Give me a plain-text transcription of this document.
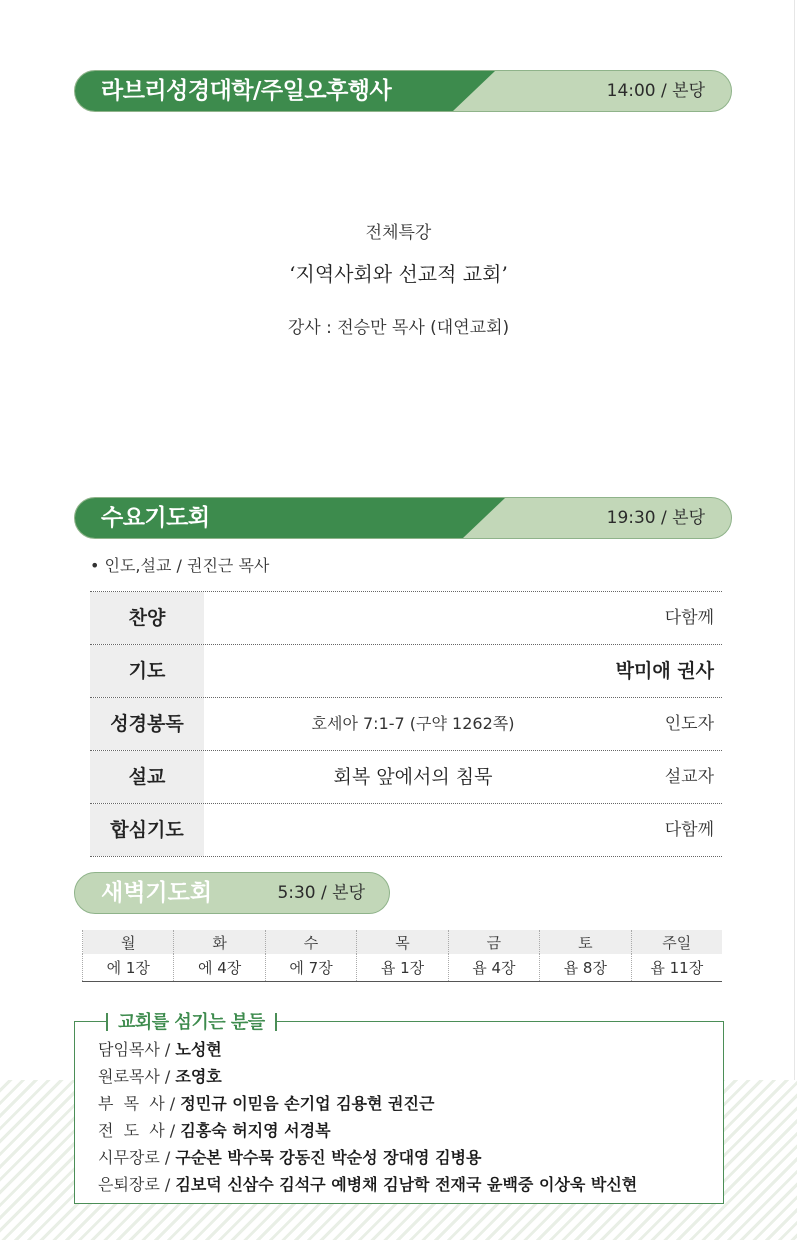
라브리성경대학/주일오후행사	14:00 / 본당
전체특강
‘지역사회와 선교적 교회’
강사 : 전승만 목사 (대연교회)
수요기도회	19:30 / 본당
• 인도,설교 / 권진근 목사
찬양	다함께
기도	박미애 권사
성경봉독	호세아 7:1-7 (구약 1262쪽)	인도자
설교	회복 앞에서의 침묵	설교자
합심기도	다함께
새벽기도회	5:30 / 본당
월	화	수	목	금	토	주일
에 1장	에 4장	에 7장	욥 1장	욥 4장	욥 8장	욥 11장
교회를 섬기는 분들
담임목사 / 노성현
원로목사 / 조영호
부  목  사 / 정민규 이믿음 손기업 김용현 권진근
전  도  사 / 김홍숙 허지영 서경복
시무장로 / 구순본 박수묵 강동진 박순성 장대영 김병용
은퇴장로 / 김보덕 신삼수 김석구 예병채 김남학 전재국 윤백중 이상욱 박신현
# # # # # # #
» Exercise requirements
Exactly as written, return every line of the listing, but not the pictures.

» Complete answer
Give me a plain-text transcription of this document.
라브리성경대학/주일오후행사	14:00 / 본당
전체특강
‘지역사회와 선교적 교회’
강사 : 전승만 목사 (대연교회)
수요기도회	19:30 / 본당
• 인도,설교 / 권진근 목사
찬양	다함께
기도	박미애 권사
성경봉독	호세아 7:1-7 (구약 1262쪽)	인도자
설교	회복 앞에서의 침묵	설교자
합심기도	다함께
새벽기도회	5:30 / 본당
월	화	수	목	금	토	주일
에 1장	에 4장	에 7장	욥 1장	욥 4장	욥 8장	욥 11장
교회를 섬기는 분들
담임목사 / 노성현
원로목사 / 조영호
부  목  사 / 정민규 이믿음 손기업 김용현 권진근
전  도  사 / 김홍숙 허지영 서경복
시무장로 / 구순본 박수묵 강동진 박순성 장대영 김병용
은퇴장로 / 김보덕 신삼수 김석구 예병채 김남학 전재국 윤백중 이상욱 박신현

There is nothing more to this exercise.